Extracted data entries
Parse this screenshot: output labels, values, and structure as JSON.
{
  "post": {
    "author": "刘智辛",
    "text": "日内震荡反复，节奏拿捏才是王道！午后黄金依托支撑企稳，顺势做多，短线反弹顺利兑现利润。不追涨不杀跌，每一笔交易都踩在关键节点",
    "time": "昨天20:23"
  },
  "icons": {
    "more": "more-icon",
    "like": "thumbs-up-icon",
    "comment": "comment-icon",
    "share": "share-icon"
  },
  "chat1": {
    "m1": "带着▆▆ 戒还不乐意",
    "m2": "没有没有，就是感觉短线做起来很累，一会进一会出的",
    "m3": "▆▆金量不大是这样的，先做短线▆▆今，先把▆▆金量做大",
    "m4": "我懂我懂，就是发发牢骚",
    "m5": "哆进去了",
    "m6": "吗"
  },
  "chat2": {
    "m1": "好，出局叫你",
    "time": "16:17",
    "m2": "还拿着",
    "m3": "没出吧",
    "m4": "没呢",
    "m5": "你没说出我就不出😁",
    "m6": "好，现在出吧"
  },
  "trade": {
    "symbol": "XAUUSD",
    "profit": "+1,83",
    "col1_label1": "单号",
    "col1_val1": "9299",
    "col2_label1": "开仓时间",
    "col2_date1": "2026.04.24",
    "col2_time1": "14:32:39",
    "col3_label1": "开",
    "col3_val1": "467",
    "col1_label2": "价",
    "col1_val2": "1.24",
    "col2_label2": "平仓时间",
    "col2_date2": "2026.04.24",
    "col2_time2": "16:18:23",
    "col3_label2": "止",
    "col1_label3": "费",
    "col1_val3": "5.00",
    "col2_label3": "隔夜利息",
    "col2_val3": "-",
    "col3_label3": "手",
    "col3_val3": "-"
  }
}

» Stated task: Copy all data exactly, start to finish.

» The answer:
Parse this screenshot: output labels, values, and structure as JSON.
{
  "post": {
    "author": "刘智辛",
    "text": "日内震荡反复，节奏拿捏才是王道！午后黄金依托支撑企稳，顺势做多，短线反弹顺利兑现利润。不追涨不杀跌，每一笔交易都踩在关键节点",
    "time": "昨天20:23"
  },
  "icons": {
    "more": "more-icon",
    "like": "thumbs-up-icon",
    "comment": "comment-icon",
    "share": "share-icon"
  },
  "chat1": {
    "m1": "带着▆▆ 戒还不乐意",
    "m2": "没有没有，就是感觉短线做起来很累，一会进一会出的",
    "m3": "▆▆金量不大是这样的，先做短线▆▆今，先把▆▆金量做大",
    "m4": "我懂我懂，就是发发牢骚",
    "m5": "哆进去了",
    "m6": "吗"
  },
  "chat2": {
    "m1": "好，出局叫你",
    "time": "16:17",
    "m2": "还拿着",
    "m3": "没出吧",
    "m4": "没呢",
    "m5": "你没说出我就不出😁",
    "m6": "好，现在出吧"
  },
  "trade": {
    "symbol": "XAUUSD",
    "profit": "+1,83",
    "col1_label1": "单号",
    "col1_val1": "9299",
    "col2_label1": "开仓时间",
    "col2_date1": "2026.04.24",
    "col2_time1": "14:32:39",
    "col3_label1": "开",
    "col3_val1": "467",
    "col1_label2": "价",
    "col1_val2": "1.24",
    "col2_label2": "平仓时间",
    "col2_date2": "2026.04.24",
    "col2_time2": "16:18:23",
    "col3_label2": "止",
    "col1_label3": "费",
    "col1_val3": "5.00",
    "col2_label3": "隔夜利息",
    "col2_val3": "-",
    "col3_label3": "手",
    "col3_val3": "-"
  }
}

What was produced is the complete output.